## GIVEN PASSAGE
↓
Sadie Lea Weidner (March 3, 1875 – December 24, 1939) was an American missionary to Japan.  She involved in church reforms.
She was the founder of Mino mission in Japan.

Biography 
Born on March 3, 1875, at Upper Milford, Pennsylvania, Sadie Lea Weidner was the daughter of Edwin H. Weidner and Rebecca (Schultz) Weidner. She started her education at Baltimore Elementary School in Ohio. She also studied at Mount Eaton and Bellevue high schools. She later continued her higher education at Heidelberg University in Tiffin, Ohio. She briefly learned at the Moody Bible Institute, Chicago. She began her professional career as a teacher and taught in an elementary school for a period of five years.
↑
## WHAT TO WORK ON
Return the section of the Sadie Lea Weidner passage that begins at the words "She was the" and stops after "of five years.", copying it word for word.

(Annotated element entries)
↓
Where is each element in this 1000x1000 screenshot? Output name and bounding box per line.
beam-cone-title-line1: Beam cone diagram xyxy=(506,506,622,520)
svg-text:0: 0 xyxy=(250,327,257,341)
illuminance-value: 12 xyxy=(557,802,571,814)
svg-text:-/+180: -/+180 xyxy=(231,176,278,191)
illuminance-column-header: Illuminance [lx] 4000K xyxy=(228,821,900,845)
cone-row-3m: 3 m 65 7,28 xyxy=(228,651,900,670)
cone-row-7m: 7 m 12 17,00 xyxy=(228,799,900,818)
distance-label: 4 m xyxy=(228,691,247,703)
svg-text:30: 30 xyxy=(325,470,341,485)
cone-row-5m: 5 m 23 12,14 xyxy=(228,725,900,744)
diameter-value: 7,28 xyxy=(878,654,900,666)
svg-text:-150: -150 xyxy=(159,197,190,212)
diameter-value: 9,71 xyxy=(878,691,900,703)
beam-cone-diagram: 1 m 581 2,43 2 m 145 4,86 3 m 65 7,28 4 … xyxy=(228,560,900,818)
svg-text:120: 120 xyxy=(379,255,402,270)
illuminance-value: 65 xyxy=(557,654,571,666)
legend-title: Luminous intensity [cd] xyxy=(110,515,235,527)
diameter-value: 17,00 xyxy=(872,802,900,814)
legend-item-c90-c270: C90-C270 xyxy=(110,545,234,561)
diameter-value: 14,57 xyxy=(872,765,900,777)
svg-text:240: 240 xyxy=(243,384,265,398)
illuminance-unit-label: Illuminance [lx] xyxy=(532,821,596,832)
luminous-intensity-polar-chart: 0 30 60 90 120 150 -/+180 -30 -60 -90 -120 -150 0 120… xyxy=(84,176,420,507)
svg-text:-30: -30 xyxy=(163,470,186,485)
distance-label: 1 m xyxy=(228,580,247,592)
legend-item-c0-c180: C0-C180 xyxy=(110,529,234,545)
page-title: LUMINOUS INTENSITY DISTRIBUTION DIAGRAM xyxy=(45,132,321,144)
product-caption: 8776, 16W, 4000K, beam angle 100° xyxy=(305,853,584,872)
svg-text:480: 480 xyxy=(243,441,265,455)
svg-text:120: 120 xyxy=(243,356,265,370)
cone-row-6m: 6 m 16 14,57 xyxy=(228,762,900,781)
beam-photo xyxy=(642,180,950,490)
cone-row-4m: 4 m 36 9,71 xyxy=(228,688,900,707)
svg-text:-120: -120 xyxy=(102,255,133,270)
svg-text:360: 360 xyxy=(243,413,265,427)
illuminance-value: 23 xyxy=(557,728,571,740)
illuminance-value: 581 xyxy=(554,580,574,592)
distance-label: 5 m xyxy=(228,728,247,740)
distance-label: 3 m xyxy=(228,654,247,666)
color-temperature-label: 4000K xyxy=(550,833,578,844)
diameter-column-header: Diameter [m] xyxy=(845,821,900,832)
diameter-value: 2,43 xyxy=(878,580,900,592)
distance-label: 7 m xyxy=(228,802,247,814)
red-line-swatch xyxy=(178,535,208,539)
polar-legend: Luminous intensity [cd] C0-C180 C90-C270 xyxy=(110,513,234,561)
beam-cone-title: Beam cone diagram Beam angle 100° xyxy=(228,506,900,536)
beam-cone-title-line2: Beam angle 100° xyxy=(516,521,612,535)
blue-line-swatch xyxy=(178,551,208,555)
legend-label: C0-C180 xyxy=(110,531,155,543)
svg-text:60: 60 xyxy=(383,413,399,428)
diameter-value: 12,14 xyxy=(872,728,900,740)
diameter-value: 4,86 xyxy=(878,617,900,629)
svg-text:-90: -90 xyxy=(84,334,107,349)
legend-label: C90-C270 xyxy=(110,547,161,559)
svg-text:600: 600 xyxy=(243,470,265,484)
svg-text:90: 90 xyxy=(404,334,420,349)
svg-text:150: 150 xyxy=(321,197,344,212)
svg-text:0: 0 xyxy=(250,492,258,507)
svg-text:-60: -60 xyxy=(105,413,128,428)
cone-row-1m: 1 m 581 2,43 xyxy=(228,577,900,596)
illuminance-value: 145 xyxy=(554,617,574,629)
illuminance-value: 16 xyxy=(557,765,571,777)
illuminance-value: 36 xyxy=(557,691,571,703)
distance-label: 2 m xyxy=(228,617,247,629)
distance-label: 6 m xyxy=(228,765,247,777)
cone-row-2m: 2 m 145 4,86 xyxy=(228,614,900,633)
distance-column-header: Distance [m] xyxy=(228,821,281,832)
↑
## SOLUTION FOR THIS TASK
She was the founder of Mino mission in Japan.

Biography 
Born on March 3, 1875, at Upper Milford, Pennsylvania, Sadie Lea Weidner was the daughter of Edwin H. Weidner and Rebecca (Schultz) Weidner. She started her education at Baltimore Elementary School in Ohio. She also studied at Mount Eaton and Bellevue high schools. She later continued her higher education at Heidelberg University in Tiffin, Ohio. She briefly learned at the Moody Bible Institute, Chicago. She began her professional career as a teacher and taught in an elementary school for a period of five years.